Data records
◆ ◆ ◆

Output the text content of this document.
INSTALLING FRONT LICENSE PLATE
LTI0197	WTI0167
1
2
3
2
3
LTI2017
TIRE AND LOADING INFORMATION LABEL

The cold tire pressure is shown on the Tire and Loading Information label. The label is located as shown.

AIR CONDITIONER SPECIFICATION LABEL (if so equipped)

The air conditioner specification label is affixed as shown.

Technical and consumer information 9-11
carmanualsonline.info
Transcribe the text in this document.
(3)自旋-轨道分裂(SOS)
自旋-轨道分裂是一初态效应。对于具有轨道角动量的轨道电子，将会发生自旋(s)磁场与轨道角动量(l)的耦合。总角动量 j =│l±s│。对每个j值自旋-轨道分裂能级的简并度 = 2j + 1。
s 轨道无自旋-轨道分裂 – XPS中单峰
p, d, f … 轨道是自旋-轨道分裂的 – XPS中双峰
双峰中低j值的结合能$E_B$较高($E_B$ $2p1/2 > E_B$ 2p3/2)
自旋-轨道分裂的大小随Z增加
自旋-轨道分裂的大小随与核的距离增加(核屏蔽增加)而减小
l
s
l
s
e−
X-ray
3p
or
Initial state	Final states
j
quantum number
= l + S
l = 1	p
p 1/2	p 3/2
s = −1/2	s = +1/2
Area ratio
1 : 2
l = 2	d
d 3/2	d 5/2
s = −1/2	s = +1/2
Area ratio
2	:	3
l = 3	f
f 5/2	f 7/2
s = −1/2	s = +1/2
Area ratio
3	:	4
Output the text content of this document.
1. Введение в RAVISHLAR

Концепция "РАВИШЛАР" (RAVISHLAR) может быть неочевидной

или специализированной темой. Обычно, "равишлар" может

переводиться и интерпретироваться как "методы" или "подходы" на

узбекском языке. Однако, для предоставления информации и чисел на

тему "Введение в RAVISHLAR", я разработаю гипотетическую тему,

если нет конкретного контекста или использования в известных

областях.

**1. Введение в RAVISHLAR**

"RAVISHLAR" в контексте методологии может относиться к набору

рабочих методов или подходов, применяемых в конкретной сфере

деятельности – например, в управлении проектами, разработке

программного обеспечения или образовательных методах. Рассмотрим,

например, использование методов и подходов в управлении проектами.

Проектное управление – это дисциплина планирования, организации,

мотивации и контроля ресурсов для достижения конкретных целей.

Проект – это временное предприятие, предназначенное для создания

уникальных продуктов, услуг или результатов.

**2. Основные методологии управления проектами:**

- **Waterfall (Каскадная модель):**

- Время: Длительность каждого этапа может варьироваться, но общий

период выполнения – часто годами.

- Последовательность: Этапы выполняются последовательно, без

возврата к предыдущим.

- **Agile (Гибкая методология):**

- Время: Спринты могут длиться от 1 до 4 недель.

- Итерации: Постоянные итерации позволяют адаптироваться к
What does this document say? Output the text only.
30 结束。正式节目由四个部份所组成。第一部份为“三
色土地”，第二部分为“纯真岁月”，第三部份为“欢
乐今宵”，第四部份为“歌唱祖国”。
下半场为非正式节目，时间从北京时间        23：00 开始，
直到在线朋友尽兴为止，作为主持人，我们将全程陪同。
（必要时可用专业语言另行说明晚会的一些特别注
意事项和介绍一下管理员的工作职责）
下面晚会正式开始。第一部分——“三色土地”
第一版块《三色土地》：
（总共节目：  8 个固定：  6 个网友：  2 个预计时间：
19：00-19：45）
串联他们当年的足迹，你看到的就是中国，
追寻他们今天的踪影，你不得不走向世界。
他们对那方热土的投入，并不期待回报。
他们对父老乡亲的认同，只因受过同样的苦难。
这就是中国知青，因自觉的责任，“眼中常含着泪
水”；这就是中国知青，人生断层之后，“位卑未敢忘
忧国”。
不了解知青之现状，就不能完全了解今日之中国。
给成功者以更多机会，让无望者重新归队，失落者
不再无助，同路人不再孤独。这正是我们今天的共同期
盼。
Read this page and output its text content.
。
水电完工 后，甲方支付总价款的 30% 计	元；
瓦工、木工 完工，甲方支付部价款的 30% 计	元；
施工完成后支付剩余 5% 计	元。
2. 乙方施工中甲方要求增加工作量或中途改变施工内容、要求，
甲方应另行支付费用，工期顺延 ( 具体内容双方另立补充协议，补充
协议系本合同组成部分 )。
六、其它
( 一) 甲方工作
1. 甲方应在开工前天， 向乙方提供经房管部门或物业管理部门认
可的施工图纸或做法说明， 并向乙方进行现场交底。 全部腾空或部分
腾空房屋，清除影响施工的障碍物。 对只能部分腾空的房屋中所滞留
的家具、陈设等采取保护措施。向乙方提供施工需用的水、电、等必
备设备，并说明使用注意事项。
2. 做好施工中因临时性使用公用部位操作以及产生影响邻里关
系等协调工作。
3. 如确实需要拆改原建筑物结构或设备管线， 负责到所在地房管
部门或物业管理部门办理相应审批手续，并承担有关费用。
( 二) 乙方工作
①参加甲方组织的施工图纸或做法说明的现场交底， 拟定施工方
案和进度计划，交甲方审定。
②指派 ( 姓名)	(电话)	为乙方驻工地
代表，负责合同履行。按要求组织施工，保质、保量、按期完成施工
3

◆ ◆ ◆

Print the complete listing again, exactly as it stands.

**ANSWER TO THE TASK**
Output the text content of this document.
INSTALLING FRONT LICENSE PLATE
LTI0197	WTI0167
1
2
3
2
3
LTI2017
TIRE AND LOADING INFORMATION LABEL

The cold tire pressure is shown on the Tire and Loading Information label. The label is located as shown.

AIR CONDITIONER SPECIFICATION LABEL (if so equipped)

The air conditioner specification label is affixed as shown.

Technical and consumer information 9-11
carmanualsonline.info
Transcribe the text in this document.
(3)自旋-轨道分裂(SOS)
自旋-轨道分裂是一初态效应。对于具有轨道角动量的轨道电子，将会发生自旋(s)磁场与轨道角动量(l)的耦合。总角动量 j =│l±s│。对每个j值自旋-轨道分裂能级的简并度 = 2j + 1。
s 轨道无自旋-轨道分裂 – XPS中单峰
p, d, f … 轨道是自旋-轨道分裂的 – XPS中双峰
双峰中低j值的结合能$E_B$较高($E_B$ $2p1/2 > E_B$ 2p3/2)
自旋-轨道分裂的大小随Z增加
自旋-轨道分裂的大小随与核的距离增加(核屏蔽增加)而减小
l
s
l
s
e−
X-ray
3p
or
Initial state	Final states
j
quantum number
= l + S
l = 1	p
p 1/2	p 3/2
s = −1/2	s = +1/2
Area ratio
1 : 2
l = 2	d
d 3/2	d 5/2
s = −1/2	s = +1/2
Area ratio
2	:	3
l = 3	f
f 5/2	f 7/2
s = −1/2	s = +1/2
Area ratio
3	:	4
Output the text content of this document.
1. Введение в RAVISHLAR

Концепция "РАВИШЛАР" (RAVISHLAR) может быть неочевидной

или специализированной темой. Обычно, "равишлар" может

переводиться и интерпретироваться как "методы" или "подходы" на

узбекском языке. Однако, для предоставления информации и чисел на

тему "Введение в RAVISHLAR", я разработаю гипотетическую тему,

если нет конкретного контекста или использования в известных

областях.

**1. Введение в RAVISHLAR**

"RAVISHLAR" в контексте методологии может относиться к набору

рабочих методов или подходов, применяемых в конкретной сфере

деятельности – например, в управлении проектами, разработке

программного обеспечения или образовательных методах. Рассмотрим,

например, использование методов и подходов в управлении проектами.

Проектное управление – это дисциплина планирования, организации,

мотивации и контроля ресурсов для достижения конкретных целей.

Проект – это временное предприятие, предназначенное для создания

уникальных продуктов, услуг или результатов.

**2. Основные методологии управления проектами:**

- **Waterfall (Каскадная модель):**

- Время: Длительность каждого этапа может варьироваться, но общий

период выполнения – часто годами.

- Последовательность: Этапы выполняются последовательно, без

возврата к предыдущим.

- **Agile (Гибкая методология):**

- Время: Спринты могут длиться от 1 до 4 недель.

- Итерации: Постоянные итерации позволяют адаптироваться к
What does this document say? Output the text only.
30 结束。正式节目由四个部份所组成。第一部份为“三
色土地”，第二部分为“纯真岁月”，第三部份为“欢
乐今宵”，第四部份为“歌唱祖国”。
下半场为非正式节目，时间从北京时间        23：00 开始，
直到在线朋友尽兴为止，作为主持人，我们将全程陪同。
（必要时可用专业语言另行说明晚会的一些特别注
意事项和介绍一下管理员的工作职责）
下面晚会正式开始。第一部分——“三色土地”
第一版块《三色土地》：
（总共节目：  8 个固定：  6 个网友：  2 个预计时间：
19：00-19：45）
串联他们当年的足迹，你看到的就是中国，
追寻他们今天的踪影，你不得不走向世界。
他们对那方热土的投入，并不期待回报。
他们对父老乡亲的认同，只因受过同样的苦难。
这就是中国知青，因自觉的责任，“眼中常含着泪
水”；这就是中国知青，人生断层之后，“位卑未敢忘
忧国”。
不了解知青之现状，就不能完全了解今日之中国。
给成功者以更多机会，让无望者重新归队，失落者
不再无助，同路人不再孤独。这正是我们今天的共同期
盼。
Read this page and output its text content.
。
水电完工 后，甲方支付总价款的 30% 计	元；
瓦工、木工 完工，甲方支付部价款的 30% 计	元；
施工完成后支付剩余 5% 计	元。
2. 乙方施工中甲方要求增加工作量或中途改变施工内容、要求，
甲方应另行支付费用，工期顺延 ( 具体内容双方另立补充协议，补充
协议系本合同组成部分 )。
六、其它
( 一) 甲方工作
1. 甲方应在开工前天， 向乙方提供经房管部门或物业管理部门认
可的施工图纸或做法说明， 并向乙方进行现场交底。 全部腾空或部分
腾空房屋，清除影响施工的障碍物。 对只能部分腾空的房屋中所滞留
的家具、陈设等采取保护措施。向乙方提供施工需用的水、电、等必
备设备，并说明使用注意事项。
2. 做好施工中因临时性使用公用部位操作以及产生影响邻里关
系等协调工作。
3. 如确实需要拆改原建筑物结构或设备管线， 负责到所在地房管
部门或物业管理部门办理相应审批手续，并承担有关费用。
( 二) 乙方工作
①参加甲方组织的施工图纸或做法说明的现场交底， 拟定施工方
案和进度计划，交甲方审定。
②指派 ( 姓名)	(电话)	为乙方驻工地
代表，负责合同履行。按要求组织施工，保质、保量、按期完成施工
3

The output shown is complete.